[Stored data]
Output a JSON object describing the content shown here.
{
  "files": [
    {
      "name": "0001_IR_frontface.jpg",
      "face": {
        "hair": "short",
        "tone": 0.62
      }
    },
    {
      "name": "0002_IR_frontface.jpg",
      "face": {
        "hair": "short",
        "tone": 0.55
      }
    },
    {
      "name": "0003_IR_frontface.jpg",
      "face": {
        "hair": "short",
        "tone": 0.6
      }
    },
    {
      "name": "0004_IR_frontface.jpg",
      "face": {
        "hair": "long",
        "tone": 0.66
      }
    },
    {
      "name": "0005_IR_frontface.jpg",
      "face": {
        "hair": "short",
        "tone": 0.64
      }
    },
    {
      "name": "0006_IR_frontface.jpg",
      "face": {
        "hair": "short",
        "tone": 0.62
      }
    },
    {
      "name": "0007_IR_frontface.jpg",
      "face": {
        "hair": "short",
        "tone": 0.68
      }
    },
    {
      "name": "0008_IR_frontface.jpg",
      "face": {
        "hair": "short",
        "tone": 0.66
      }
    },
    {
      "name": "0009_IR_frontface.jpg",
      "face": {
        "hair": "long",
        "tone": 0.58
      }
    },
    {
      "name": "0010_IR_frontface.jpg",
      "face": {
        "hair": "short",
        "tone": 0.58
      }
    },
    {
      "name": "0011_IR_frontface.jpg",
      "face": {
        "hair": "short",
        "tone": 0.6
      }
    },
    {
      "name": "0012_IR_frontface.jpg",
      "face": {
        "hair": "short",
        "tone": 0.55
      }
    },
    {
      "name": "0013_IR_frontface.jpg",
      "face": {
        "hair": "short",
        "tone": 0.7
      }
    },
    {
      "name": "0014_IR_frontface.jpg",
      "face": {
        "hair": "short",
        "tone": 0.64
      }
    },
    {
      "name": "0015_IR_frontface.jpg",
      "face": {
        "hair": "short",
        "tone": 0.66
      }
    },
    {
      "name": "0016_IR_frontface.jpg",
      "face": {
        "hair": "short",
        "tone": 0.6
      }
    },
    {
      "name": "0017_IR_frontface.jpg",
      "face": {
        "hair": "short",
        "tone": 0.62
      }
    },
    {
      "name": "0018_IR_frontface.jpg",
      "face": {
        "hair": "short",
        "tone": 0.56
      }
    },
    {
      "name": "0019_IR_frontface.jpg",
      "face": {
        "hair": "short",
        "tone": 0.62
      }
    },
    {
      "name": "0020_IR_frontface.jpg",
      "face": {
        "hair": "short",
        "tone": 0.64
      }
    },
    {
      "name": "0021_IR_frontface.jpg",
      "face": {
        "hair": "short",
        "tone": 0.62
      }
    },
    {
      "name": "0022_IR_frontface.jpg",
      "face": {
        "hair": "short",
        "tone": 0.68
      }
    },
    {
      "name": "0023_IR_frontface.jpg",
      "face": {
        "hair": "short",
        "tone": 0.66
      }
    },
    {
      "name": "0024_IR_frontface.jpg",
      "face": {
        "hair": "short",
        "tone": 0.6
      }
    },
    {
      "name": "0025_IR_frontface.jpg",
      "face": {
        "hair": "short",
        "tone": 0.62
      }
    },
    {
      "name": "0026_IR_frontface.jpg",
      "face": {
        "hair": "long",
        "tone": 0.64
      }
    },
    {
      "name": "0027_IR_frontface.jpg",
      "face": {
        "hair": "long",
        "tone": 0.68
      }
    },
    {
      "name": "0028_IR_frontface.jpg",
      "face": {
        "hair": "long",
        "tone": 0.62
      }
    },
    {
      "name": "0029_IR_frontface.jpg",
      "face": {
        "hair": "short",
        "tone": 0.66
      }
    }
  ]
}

▶ TASK DESCRIPTION: Copy all the entries verbatim.

▶ FINISHED ANSWER:
Output a JSON object describing the content shown here.
{
  "files": [
    {
      "name": "0001_IR_frontface.jpg",
      "face": {
        "hair": "short",
        "tone": 0.62
      }
    },
    {
      "name": "0002_IR_frontface.jpg",
      "face": {
        "hair": "short",
        "tone": 0.55
      }
    },
    {
      "name": "0003_IR_frontface.jpg",
      "face": {
        "hair": "short",
        "tone": 0.6
      }
    },
    {
      "name": "0004_IR_frontface.jpg",
      "face": {
        "hair": "long",
        "tone": 0.66
      }
    },
    {
      "name": "0005_IR_frontface.jpg",
      "face": {
        "hair": "short",
        "tone": 0.64
      }
    },
    {
      "name": "0006_IR_frontface.jpg",
      "face": {
        "hair": "short",
        "tone": 0.62
      }
    },
    {
      "name": "0007_IR_frontface.jpg",
      "face": {
        "hair": "short",
        "tone": 0.68
      }
    },
    {
      "name": "0008_IR_frontface.jpg",
      "face": {
        "hair": "short",
        "tone": 0.66
      }
    },
    {
      "name": "0009_IR_frontface.jpg",
      "face": {
        "hair": "long",
        "tone": 0.58
      }
    },
    {
      "name": "0010_IR_frontface.jpg",
      "face": {
        "hair": "short",
        "tone": 0.58
      }
    },
    {
      "name": "0011_IR_frontface.jpg",
      "face": {
        "hair": "short",
        "tone": 0.6
      }
    },
    {
      "name": "0012_IR_frontface.jpg",
      "face": {
        "hair": "short",
        "tone": 0.55
      }
    },
    {
      "name": "0013_IR_frontface.jpg",
      "face": {
        "hair": "short",
        "tone": 0.7
      }
    },
    {
      "name": "0014_IR_frontface.jpg",
      "face": {
        "hair": "short",
        "tone": 0.64
      }
    },
    {
      "name": "0015_IR_frontface.jpg",
      "face": {
        "hair": "short",
        "tone": 0.66
      }
    },
    {
      "name": "0016_IR_frontface.jpg",
      "face": {
        "hair": "short",
        "tone": 0.6
      }
    },
    {
      "name": "0017_IR_frontface.jpg",
      "face": {
        "hair": "short",
        "tone": 0.62
      }
    },
    {
      "name": "0018_IR_frontface.jpg",
      "face": {
        "hair": "short",
        "tone": 0.56
      }
    },
    {
      "name": "0019_IR_frontface.jpg",
      "face": {
        "hair": "short",
        "tone": 0.62
      }
    },
    {
      "name": "0020_IR_frontface.jpg",
      "face": {
        "hair": "short",
        "tone": 0.64
      }
    },
    {
      "name": "0021_IR_frontface.jpg",
      "face": {
        "hair": "short",
        "tone": 0.62
      }
    },
    {
      "name": "0022_IR_frontface.jpg",
      "face": {
        "hair": "short",
        "tone": 0.68
      }
    },
    {
      "name": "0023_IR_frontface.jpg",
      "face": {
        "hair": "short",
        "tone": 0.66
      }
    },
    {
      "name": "0024_IR_frontface.jpg",
      "face": {
        "hair": "short",
        "tone": 0.6
      }
    },
    {
      "name": "0025_IR_frontface.jpg",
      "face": {
        "hair": "short",
        "tone": 0.62
      }
    },
    {
      "name": "0026_IR_frontface.jpg",
      "face": {
        "hair": "long",
        "tone": 0.64
      }
    },
    {
      "name": "0027_IR_frontface.jpg",
      "face": {
        "hair": "long",
        "tone": 0.68
      }
    },
    {
      "name": "0028_IR_frontface.jpg",
      "face": {
        "hair": "long",
        "tone": 0.62
      }
    },
    {
      "name": "0029_IR_frontface.jpg",
      "face": {
        "hair": "short",
        "tone": 0.66
      }
    }
  ]
}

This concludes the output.